- [Goal] Give every line of the material again, exactly as written.
--*--
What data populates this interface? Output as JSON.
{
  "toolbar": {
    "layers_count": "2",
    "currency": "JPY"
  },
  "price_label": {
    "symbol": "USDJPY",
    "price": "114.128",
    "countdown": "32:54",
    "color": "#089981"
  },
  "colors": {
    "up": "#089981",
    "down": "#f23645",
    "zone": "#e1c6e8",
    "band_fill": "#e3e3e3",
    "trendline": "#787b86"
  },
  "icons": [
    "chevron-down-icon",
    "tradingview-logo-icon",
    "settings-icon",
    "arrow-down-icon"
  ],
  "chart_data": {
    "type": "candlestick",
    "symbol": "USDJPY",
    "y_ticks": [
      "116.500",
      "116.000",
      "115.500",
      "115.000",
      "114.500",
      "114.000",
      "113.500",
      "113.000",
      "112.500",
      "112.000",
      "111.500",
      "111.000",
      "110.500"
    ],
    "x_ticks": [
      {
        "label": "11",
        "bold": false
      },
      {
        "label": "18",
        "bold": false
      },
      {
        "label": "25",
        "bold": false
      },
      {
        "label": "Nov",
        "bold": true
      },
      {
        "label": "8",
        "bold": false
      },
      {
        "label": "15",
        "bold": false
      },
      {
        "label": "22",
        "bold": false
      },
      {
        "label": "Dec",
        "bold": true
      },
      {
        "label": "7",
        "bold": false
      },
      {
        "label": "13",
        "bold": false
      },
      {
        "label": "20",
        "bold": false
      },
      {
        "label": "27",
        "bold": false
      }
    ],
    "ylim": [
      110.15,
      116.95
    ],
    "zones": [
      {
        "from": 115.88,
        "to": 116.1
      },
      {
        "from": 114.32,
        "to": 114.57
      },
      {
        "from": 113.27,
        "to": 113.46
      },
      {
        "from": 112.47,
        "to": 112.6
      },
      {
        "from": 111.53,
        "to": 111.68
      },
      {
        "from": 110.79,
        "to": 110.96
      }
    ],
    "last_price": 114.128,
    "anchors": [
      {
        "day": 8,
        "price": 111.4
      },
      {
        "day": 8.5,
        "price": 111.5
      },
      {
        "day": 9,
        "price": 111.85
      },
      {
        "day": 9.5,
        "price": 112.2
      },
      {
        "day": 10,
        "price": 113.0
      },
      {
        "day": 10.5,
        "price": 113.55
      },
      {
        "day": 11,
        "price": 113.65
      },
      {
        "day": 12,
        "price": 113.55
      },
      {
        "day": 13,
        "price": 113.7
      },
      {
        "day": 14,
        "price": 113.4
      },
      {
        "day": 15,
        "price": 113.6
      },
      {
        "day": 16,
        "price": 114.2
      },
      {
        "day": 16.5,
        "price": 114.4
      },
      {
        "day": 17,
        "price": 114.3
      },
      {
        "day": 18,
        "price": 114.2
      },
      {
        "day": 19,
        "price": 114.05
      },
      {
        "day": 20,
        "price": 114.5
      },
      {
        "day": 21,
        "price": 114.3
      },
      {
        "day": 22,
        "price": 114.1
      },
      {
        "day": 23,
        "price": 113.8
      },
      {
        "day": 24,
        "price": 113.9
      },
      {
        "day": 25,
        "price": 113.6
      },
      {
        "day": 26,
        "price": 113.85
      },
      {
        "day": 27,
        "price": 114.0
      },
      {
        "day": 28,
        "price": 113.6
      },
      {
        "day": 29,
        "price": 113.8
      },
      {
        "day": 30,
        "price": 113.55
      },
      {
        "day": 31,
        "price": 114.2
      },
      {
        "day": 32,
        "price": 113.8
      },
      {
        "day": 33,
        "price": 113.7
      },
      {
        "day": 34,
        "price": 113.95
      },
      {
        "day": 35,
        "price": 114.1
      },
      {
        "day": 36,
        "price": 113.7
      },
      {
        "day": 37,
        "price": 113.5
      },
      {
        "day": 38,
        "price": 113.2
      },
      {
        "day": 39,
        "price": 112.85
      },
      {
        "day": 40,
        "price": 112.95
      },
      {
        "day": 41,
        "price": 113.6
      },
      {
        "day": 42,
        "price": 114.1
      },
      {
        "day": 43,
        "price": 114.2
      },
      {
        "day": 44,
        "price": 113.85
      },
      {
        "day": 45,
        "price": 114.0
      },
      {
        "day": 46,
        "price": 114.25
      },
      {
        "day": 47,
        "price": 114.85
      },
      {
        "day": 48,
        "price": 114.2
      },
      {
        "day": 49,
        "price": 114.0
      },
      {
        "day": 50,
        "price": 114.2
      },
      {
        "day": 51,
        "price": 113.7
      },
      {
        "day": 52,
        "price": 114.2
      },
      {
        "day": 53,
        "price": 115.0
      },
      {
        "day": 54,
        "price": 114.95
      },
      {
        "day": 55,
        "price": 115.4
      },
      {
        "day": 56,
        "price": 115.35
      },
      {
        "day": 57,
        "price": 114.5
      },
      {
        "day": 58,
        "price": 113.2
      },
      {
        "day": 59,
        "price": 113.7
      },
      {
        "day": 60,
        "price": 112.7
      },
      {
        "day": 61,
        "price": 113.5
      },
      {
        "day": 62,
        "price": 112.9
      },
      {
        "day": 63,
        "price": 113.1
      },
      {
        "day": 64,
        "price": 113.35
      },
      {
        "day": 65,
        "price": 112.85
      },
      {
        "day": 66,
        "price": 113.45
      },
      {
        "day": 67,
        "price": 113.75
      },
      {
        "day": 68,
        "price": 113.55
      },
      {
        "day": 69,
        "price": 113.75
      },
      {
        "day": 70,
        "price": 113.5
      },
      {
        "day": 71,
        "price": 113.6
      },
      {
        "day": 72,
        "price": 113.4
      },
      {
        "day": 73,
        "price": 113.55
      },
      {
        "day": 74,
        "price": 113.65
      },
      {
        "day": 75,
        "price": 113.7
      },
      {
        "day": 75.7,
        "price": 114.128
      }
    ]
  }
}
--*--
- [Response to this exercise]
What data populates this interface? Output as JSON.
{
  "toolbar": {
    "layers_count": "2",
    "currency": "JPY"
  },
  "price_label": {
    "symbol": "USDJPY",
    "price": "114.128",
    "countdown": "32:54",
    "color": "#089981"
  },
  "colors": {
    "up": "#089981",
    "down": "#f23645",
    "zone": "#e1c6e8",
    "band_fill": "#e3e3e3",
    "trendline": "#787b86"
  },
  "icons": [
    "chevron-down-icon",
    "tradingview-logo-icon",
    "settings-icon",
    "arrow-down-icon"
  ],
  "chart_data": {
    "type": "candlestick",
    "symbol": "USDJPY",
    "y_ticks": [
      "116.500",
      "116.000",
      "115.500",
      "115.000",
      "114.500",
      "114.000",
      "113.500",
      "113.000",
      "112.500",
      "112.000",
      "111.500",
      "111.000",
      "110.500"
    ],
    "x_ticks": [
      {
        "label": "11",
        "bold": false
      },
      {
        "label": "18",
        "bold": false
      },
      {
        "label": "25",
        "bold": false
      },
      {
        "label": "Nov",
        "bold": true
      },
      {
        "label": "8",
        "bold": false
      },
      {
        "label": "15",
        "bold": false
      },
      {
        "label": "22",
        "bold": false
      },
      {
        "label": "Dec",
        "bold": true
      },
      {
        "label": "7",
        "bold": false
      },
      {
        "label": "13",
        "bold": false
      },
      {
        "label": "20",
        "bold": false
      },
      {
        "label": "27",
        "bold": false
      }
    ],
    "ylim": [
      110.15,
      116.95
    ],
    "zones": [
      {
        "from": 115.88,
        "to": 116.1
      },
      {
        "from": 114.32,
        "to": 114.57
      },
      {
        "from": 113.27,
        "to": 113.46
      },
      {
        "from": 112.47,
        "to": 112.6
      },
      {
        "from": 111.53,
        "to": 111.68
      },
      {
        "from": 110.79,
        "to": 110.96
      }
    ],
    "last_price": 114.128,
    "anchors": [
      {
        "day": 8,
        "price": 111.4
      },
      {
        "day": 8.5,
        "price": 111.5
      },
      {
        "day": 9,
        "price": 111.85
      },
      {
        "day": 9.5,
        "price": 112.2
      },
      {
        "day": 10,
        "price": 113.0
      },
      {
        "day": 10.5,
        "price": 113.55
      },
      {
        "day": 11,
        "price": 113.65
      },
      {
        "day": 12,
        "price": 113.55
      },
      {
        "day": 13,
        "price": 113.7
      },
      {
        "day": 14,
        "price": 113.4
      },
      {
        "day": 15,
        "price": 113.6
      },
      {
        "day": 16,
        "price": 114.2
      },
      {
        "day": 16.5,
        "price": 114.4
      },
      {
        "day": 17,
        "price": 114.3
      },
      {
        "day": 18,
        "price": 114.2
      },
      {
        "day": 19,
        "price": 114.05
      },
      {
        "day": 20,
        "price": 114.5
      },
      {
        "day": 21,
        "price": 114.3
      },
      {
        "day": 22,
        "price": 114.1
      },
      {
        "day": 23,
        "price": 113.8
      },
      {
        "day": 24,
        "price": 113.9
      },
      {
        "day": 25,
        "price": 113.6
      },
      {
        "day": 26,
        "price": 113.85
      },
      {
        "day": 27,
        "price": 114.0
      },
      {
        "day": 28,
        "price": 113.6
      },
      {
        "day": 29,
        "price": 113.8
      },
      {
        "day": 30,
        "price": 113.55
      },
      {
        "day": 31,
        "price": 114.2
      },
      {
        "day": 32,
        "price": 113.8
      },
      {
        "day": 33,
        "price": 113.7
      },
      {
        "day": 34,
        "price": 113.95
      },
      {
        "day": 35,
        "price": 114.1
      },
      {
        "day": 36,
        "price": 113.7
      },
      {
        "day": 37,
        "price": 113.5
      },
      {
        "day": 38,
        "price": 113.2
      },
      {
        "day": 39,
        "price": 112.85
      },
      {
        "day": 40,
        "price": 112.95
      },
      {
        "day": 41,
        "price": 113.6
      },
      {
        "day": 42,
        "price": 114.1
      },
      {
        "day": 43,
        "price": 114.2
      },
      {
        "day": 44,
        "price": 113.85
      },
      {
        "day": 45,
        "price": 114.0
      },
      {
        "day": 46,
        "price": 114.25
      },
      {
        "day": 47,
        "price": 114.85
      },
      {
        "day": 48,
        "price": 114.2
      },
      {
        "day": 49,
        "price": 114.0
      },
      {
        "day": 50,
        "price": 114.2
      },
      {
        "day": 51,
        "price": 113.7
      },
      {
        "day": 52,
        "price": 114.2
      },
      {
        "day": 53,
        "price": 115.0
      },
      {
        "day": 54,
        "price": 114.95
      },
      {
        "day": 55,
        "price": 115.4
      },
      {
        "day": 56,
        "price": 115.35
      },
      {
        "day": 57,
        "price": 114.5
      },
      {
        "day": 58,
        "price": 113.2
      },
      {
        "day": 59,
        "price": 113.7
      },
      {
        "day": 60,
        "price": 112.7
      },
      {
        "day": 61,
        "price": 113.5
      },
      {
        "day": 62,
        "price": 112.9
      },
      {
        "day": 63,
        "price": 113.1
      },
      {
        "day": 64,
        "price": 113.35
      },
      {
        "day": 65,
        "price": 112.85
      },
      {
        "day": 66,
        "price": 113.45
      },
      {
        "day": 67,
        "price": 113.75
      },
      {
        "day": 68,
        "price": 113.55
      },
      {
        "day": 69,
        "price": 113.75
      },
      {
        "day": 70,
        "price": 113.5
      },
      {
        "day": 71,
        "price": 113.6
      },
      {
        "day": 72,
        "price": 113.4
      },
      {
        "day": 73,
        "price": 113.55
      },
      {
        "day": 74,
        "price": 113.65
      },
      {
        "day": 75,
        "price": 113.7
      },
      {
        "day": 75.7,
        "price": 114.128
      }
    ]
  }
}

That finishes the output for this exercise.